_Written problem_
Reply with one number: the count of lines in the listing that contain the string "color".

_The records_

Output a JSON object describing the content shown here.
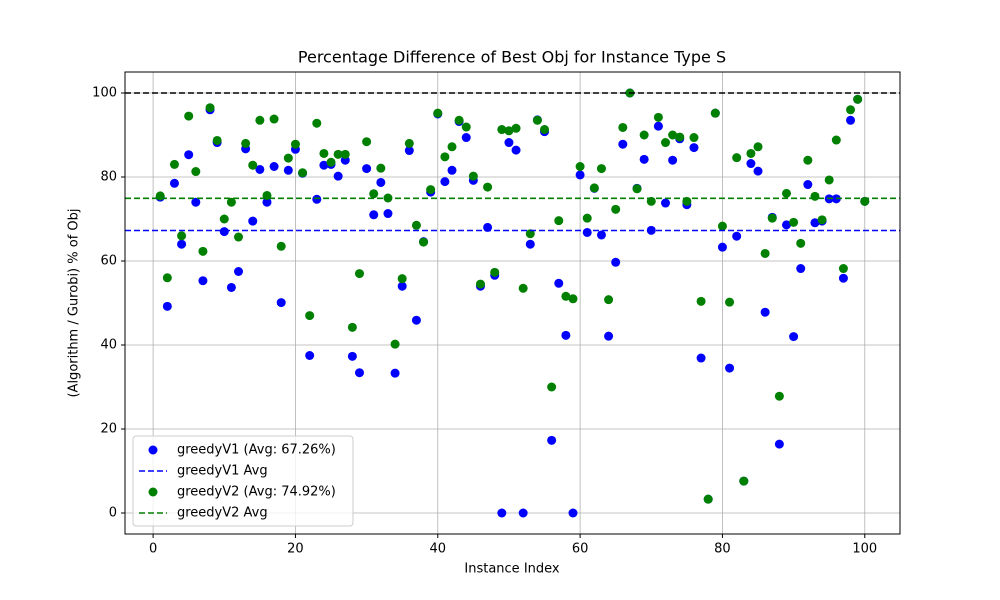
{
  "chart_data": {
    "type": "scatter",
    "title": "Percentage Difference of Best Obj for Instance Type S",
    "x_label": "Instance Index",
    "y_label": "(Algorithm / Gurobi) % of Obj",
    "x": [
      1,
      2,
      3,
      4,
      5,
      6,
      7,
      8,
      9,
      10,
      11,
      12,
      13,
      14,
      15,
      16,
      17,
      18,
      19,
      20,
      21,
      22,
      23,
      24,
      25,
      26,
      27,
      28,
      29,
      30,
      31,
      32,
      33,
      34,
      35,
      36,
      37,
      38,
      39,
      40,
      41,
      42,
      43,
      44,
      45,
      46,
      47,
      48,
      49,
      50,
      51,
      52,
      53,
      54,
      55,
      56,
      57,
      58,
      59,
      60,
      61,
      62,
      63,
      64,
      65,
      66,
      67,
      68,
      69,
      70,
      71,
      72,
      73,
      74,
      75,
      76,
      77,
      78,
      79,
      80,
      81,
      82,
      83,
      84,
      85,
      86,
      87,
      88,
      89,
      90,
      91,
      92,
      93,
      94,
      95,
      96,
      97,
      98,
      99,
      100
    ],
    "series": [
      {
        "name": "greedyV1 (Avg: 67.26%)",
        "color": "#0000ff",
        "values": [
          75.2,
          49.2,
          78.5,
          64,
          85.3,
          74,
          55.3,
          96,
          88.2,
          67,
          53.7,
          57.5,
          86.7,
          69.5,
          81.8,
          74,
          82.5,
          50.1,
          81.6,
          86.6,
          80.9,
          37.5,
          74.7,
          82.8,
          83,
          80.2,
          84,
          37.3,
          33.4,
          82,
          71,
          78.7,
          71.3,
          33.3,
          54,
          86.3,
          45.9,
          64.6,
          76.4,
          95,
          78.9,
          81.6,
          93.2,
          89.4,
          79.2,
          54,
          68,
          56.6,
          0,
          88.2,
          86.4,
          0,
          64,
          93.6,
          90.8,
          17.3,
          54.7,
          42.3,
          0,
          80.5,
          66.8,
          77.3,
          66.2,
          42.1,
          59.7,
          87.8,
          100,
          77.3,
          84.2,
          67.3,
          92.1,
          73.8,
          84,
          89.1,
          73.4,
          87,
          36.9,
          3.3,
          95.2,
          63.3,
          34.5,
          65.9,
          7.6,
          83.2,
          81.4,
          47.8,
          70.4,
          16.4,
          68.6,
          42,
          58.2,
          78.2,
          69.1,
          69.5,
          74.8,
          74.8,
          55.9,
          93.5,
          98.5,
          74.2
        ]
      },
      {
        "name": "greedyV2 (Avg: 74.92%)",
        "color": "#008000",
        "values": [
          75.5,
          56,
          83,
          66,
          94.5,
          81.3,
          62.3,
          96.5,
          88.7,
          70,
          74,
          65.7,
          88,
          82.8,
          93.5,
          75.6,
          93.8,
          63.5,
          84.5,
          87.8,
          81,
          47,
          92.8,
          85.6,
          83.5,
          85.4,
          85.4,
          44.2,
          57,
          88.4,
          76,
          82.1,
          75,
          40.2,
          55.8,
          88,
          68.5,
          64.5,
          77,
          95.2,
          84.8,
          87.2,
          93.5,
          91.9,
          80.2,
          54.5,
          77.6,
          57.3,
          91.3,
          91,
          91.6,
          53.5,
          66.5,
          93.5,
          91.3,
          30,
          69.6,
          51.6,
          51,
          82.5,
          70.2,
          77.4,
          82,
          50.8,
          72.3,
          91.8,
          100,
          77.2,
          90,
          74.2,
          94.2,
          88.2,
          90,
          89.5,
          74.2,
          89.4,
          50.4,
          3.3,
          95.2,
          68.3,
          50.2,
          84.6,
          7.6,
          85.6,
          87.2,
          61.8,
          70.2,
          27.8,
          76.1,
          69.2,
          64.2,
          84,
          75.4,
          69.8,
          79.3,
          88.8,
          58.2,
          96,
          98.5,
          74.2
        ]
      }
    ],
    "hlines": [
      {
        "name": "greedyV1 Avg",
        "value": 67.26,
        "color": "#0000ff"
      },
      {
        "name": "greedyV2 Avg",
        "value": 74.92,
        "color": "#008000"
      },
      {
        "value": 100,
        "color": "#000000"
      }
    ],
    "xlim": [
      -3.95,
      104.95
    ],
    "ylim": [
      -5,
      105
    ],
    "xticks": [
      0,
      20,
      40,
      60,
      80,
      100
    ],
    "yticks": [
      0,
      20,
      40,
      60,
      80,
      100
    ],
    "grid": true,
    "legend": "lower left"
  }
}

_Expected answer_
5